- _Description of the task_
Answer these questions using the article on Frida Kahlo:
(a) In what place was she born?
(b) What birth year did she often give people, and what event does the article tie to it?
(c) What prompted her to leave the Mexican Communist Party?

- _Text for analysis_
Segment Open

The life and politics of Frida Kahlo

Kat Galea
On this day, July 6, 1907, the Mexican painter and revolutionary Magdalena Carmen Frida Kahlo y Calderón was born in Coyoacán, Mexico City. On this occasion, we publish an edited version of an article written in 2017. 

The face of Mexican artist Frida Kahlo is instantly recognisable. Her self portraits are known across the globe. Frida’s popularity increased in the 2010s and is no doubt associated with the global resurgence in feminist ideas. 

Today, a growing number of young women are identifying as feminists and exploring politics for the first time. In 2017, the women’s marches were the largest protests in US history. 

While the pandemic largely saw a pause on active struggle around the world, we are seeing a return to international protests. In recent weeks, people took to the streets in solidarity with women and people who can become pregnant in response to the US Supreme Court decision which took away the right to abortion. 

The current wave of feminism we have seen over recent years is in some ways different to the 90s wave. One of the differences is that movements today are generally more inclusive of women of colour, women with disabilities and LGBTI women. 

At the same time, there is an openness to radical and socialist ideas. In this context, it’s important for socialist feminists to point to the politics of Frida, beyond what is portrayed in the mainstream media. 


Frida was a dedicated socialist for the duration of her life. While often defined by the tragedies in her life, Frida was much more than a sad story. She was an active fighter for socialism.

After a tram accident changed the course of her life, she struggled with and embraced her multiple identities, which can be seen in her self-portraits, making up the bulk of her work. 

Frida was a trailblazer not just for women, but for LGBTI people and people with disabilities. We would say that this was as a result of Frida’s affinity to socialist ideas.

Despite the wilful omission of her politics by those wishing to exploit her iconic status, there’s no denying that she was dedicated to a world free of exploitation until her death.


Frida’s paintings reflected the idea that the personal is political. Her paintings showed her frustration at the unjustness of the world and the pressures placed upon her simply because she was a woman. Artwork such as Frida’s was mostly unheard of in her time, especially by a woman.

Her paintings feature themes surrounding femininity and what it means to be a woman, including graphic depictions of miscarriage and suicide. We can also see themes such as the dominating character of US imperialism, Spanish colonisation of Mexico and the consequent struggles of the indigenous people.

It’s clear through looking at her artwork that she was a deeply political person. In fact, Frida often told people that she was born in 1910, the year of the Mexican Revolution, to reflect her idea that she was a child of the revolution.


Frida joined the Mexican Communist Party when she was in her twenties but left when her husband Diego Rivera, also a famous artist, was expelled. After the expulsion, Frida and Diego went to the US, and it was here that they began associating with the Left Opposition headed by Leon Trotsky.

Segment Closed

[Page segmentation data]
Segment Open

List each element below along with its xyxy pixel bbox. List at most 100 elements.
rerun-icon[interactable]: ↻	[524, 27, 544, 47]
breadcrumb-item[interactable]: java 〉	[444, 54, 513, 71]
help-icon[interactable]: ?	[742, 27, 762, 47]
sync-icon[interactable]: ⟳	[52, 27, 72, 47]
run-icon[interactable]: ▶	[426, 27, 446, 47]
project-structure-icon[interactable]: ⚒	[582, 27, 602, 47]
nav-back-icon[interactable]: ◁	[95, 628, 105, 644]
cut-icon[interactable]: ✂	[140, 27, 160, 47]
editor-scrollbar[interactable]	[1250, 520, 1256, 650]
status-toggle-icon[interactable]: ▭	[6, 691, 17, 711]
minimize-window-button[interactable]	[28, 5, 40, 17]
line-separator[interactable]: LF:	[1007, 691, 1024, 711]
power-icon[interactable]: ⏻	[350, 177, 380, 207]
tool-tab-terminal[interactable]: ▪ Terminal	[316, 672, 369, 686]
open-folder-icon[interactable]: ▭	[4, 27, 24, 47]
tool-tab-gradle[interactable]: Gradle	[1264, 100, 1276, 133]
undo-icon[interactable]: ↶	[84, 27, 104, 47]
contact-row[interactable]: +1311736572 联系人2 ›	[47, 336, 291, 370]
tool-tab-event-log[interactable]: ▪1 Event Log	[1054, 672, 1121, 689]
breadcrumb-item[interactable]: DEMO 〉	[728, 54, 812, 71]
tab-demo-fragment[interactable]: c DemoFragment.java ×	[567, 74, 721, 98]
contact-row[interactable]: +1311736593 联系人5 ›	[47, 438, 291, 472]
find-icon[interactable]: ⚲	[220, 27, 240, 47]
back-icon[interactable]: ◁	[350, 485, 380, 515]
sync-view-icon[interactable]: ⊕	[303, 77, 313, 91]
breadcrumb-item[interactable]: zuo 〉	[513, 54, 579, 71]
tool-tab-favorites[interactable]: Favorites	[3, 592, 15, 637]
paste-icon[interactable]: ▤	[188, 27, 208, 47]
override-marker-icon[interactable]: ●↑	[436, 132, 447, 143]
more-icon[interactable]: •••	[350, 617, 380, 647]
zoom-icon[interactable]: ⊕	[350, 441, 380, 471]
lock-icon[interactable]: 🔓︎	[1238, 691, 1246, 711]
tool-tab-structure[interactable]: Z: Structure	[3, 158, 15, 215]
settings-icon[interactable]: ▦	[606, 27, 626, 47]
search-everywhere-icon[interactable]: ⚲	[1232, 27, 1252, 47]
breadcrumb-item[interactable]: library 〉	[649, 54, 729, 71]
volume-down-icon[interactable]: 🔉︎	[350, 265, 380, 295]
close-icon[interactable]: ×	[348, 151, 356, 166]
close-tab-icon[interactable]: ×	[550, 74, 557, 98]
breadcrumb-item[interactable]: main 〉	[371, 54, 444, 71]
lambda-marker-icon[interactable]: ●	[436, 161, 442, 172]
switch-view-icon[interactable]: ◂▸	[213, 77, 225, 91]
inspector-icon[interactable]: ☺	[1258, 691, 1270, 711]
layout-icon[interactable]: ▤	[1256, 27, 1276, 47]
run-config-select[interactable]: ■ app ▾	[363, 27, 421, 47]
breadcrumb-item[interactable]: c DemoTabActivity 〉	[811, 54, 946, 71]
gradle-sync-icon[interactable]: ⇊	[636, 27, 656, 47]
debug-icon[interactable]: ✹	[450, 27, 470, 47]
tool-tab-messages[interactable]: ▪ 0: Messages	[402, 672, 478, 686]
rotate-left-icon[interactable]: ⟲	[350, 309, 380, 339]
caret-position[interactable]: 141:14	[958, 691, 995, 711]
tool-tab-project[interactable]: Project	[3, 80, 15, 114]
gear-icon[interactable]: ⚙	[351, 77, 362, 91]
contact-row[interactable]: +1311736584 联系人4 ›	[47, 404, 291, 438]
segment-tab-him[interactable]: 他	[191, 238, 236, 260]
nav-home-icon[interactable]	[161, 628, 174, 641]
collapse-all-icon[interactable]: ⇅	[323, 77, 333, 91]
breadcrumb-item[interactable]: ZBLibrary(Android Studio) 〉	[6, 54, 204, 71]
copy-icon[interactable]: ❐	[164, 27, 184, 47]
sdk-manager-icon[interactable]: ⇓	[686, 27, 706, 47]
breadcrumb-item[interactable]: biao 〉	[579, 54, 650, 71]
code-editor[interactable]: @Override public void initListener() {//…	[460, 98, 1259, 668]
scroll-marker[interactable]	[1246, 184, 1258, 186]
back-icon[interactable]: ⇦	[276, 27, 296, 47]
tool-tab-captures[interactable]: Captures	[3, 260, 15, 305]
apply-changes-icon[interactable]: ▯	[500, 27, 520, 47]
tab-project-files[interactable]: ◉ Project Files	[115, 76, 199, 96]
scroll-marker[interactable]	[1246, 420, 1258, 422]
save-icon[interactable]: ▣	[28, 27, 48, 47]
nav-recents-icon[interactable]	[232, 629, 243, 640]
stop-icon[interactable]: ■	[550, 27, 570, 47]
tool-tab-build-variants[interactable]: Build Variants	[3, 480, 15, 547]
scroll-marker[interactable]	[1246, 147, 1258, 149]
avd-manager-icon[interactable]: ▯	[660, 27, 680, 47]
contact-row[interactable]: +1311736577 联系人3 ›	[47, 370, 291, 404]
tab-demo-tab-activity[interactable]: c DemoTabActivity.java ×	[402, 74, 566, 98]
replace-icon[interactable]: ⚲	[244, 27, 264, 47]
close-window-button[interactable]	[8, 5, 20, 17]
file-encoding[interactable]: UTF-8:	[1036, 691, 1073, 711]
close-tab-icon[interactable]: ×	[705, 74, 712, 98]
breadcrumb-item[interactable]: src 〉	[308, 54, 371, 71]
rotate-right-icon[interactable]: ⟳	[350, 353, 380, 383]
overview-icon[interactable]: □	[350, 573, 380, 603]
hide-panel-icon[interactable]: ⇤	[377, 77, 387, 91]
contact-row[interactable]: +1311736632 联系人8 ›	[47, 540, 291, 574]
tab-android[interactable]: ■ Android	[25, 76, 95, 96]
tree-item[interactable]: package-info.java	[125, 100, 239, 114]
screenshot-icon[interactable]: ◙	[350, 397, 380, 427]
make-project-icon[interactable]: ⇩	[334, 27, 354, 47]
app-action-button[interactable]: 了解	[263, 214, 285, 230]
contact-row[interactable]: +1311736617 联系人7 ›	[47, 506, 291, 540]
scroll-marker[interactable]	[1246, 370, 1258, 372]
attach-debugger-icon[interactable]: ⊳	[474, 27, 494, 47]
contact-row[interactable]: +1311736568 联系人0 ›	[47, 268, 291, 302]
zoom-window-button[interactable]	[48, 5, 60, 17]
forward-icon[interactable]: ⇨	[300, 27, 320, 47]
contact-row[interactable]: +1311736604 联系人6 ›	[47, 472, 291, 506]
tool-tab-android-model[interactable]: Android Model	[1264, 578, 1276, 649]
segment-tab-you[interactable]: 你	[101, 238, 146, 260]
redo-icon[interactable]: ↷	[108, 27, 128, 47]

Segment Closed

- _Answer section_
(a) Coyoacán, Mexico City.
(b) 1910, the year of the Mexican Revolution.
(c) Her husband Diego Rivera was expelled from it.